Collected data entries
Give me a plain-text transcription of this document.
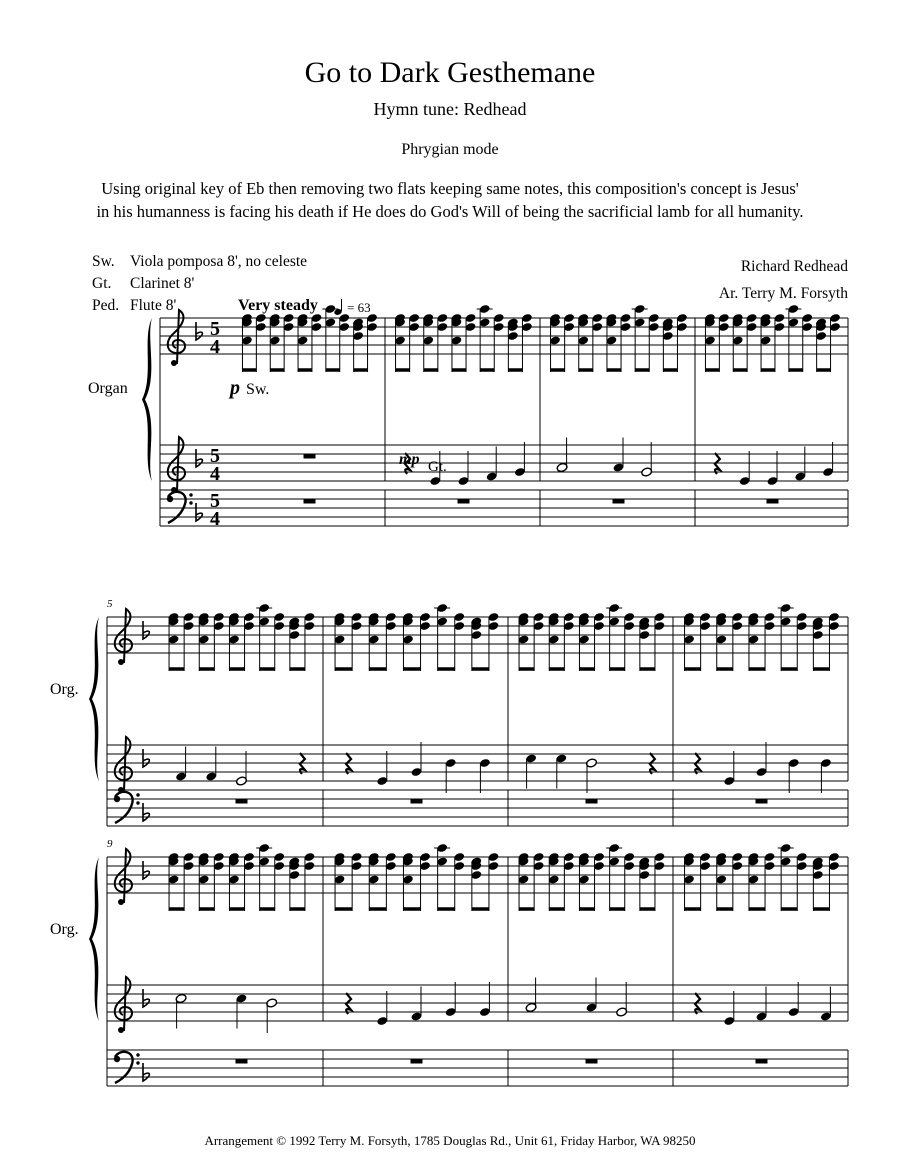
Go to Dark Gesthemane
Hymn tune: Redhead
Phrygian mode
Using original key of Eb then removing two flats keeping same notes, this composition's concept is Jesus'
in his humanness is facing his death if He does do God's Will of being the sacrificial lamb for all humanity.
Sw. Viola pomposa 8', no celeste
Gt. Clarinet 8'
Ped. Flute 8'
Richard Redhead
Ar. Terry M. Forsyth
Very steady = 63
Organ
Org.
Org.
5
9
p Sw.
mp Gt.
Arrangement © 1992 Terry M. Forsyth, 1785 Douglas Rd., Unit 61, Friday Harbor, WA 98250
5 4
5 4
5 4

**Given exercise:** Return the material exactly as given, apart from the pictures.

**Written response:**
Give me a plain-text transcription of this document.
Go to Dark Gesthemane
Hymn tune: Redhead
Phrygian mode
Using original key of Eb then removing two flats keeping same notes, this composition's concept is Jesus'
in his humanness is facing his death if He does do God's Will of being the sacrificial lamb for all humanity.
Sw. Viola pomposa 8', no celeste
Gt. Clarinet 8'
Ped. Flute 8'
Richard Redhead
Ar. Terry M. Forsyth
Very steady = 63
Organ
Org.
Org.
5
9
p Sw.
mp Gt.
Arrangement © 1992 Terry M. Forsyth, 1785 Douglas Rd., Unit 61, Friday Harbor, WA 98250
5 4
5 4
5 4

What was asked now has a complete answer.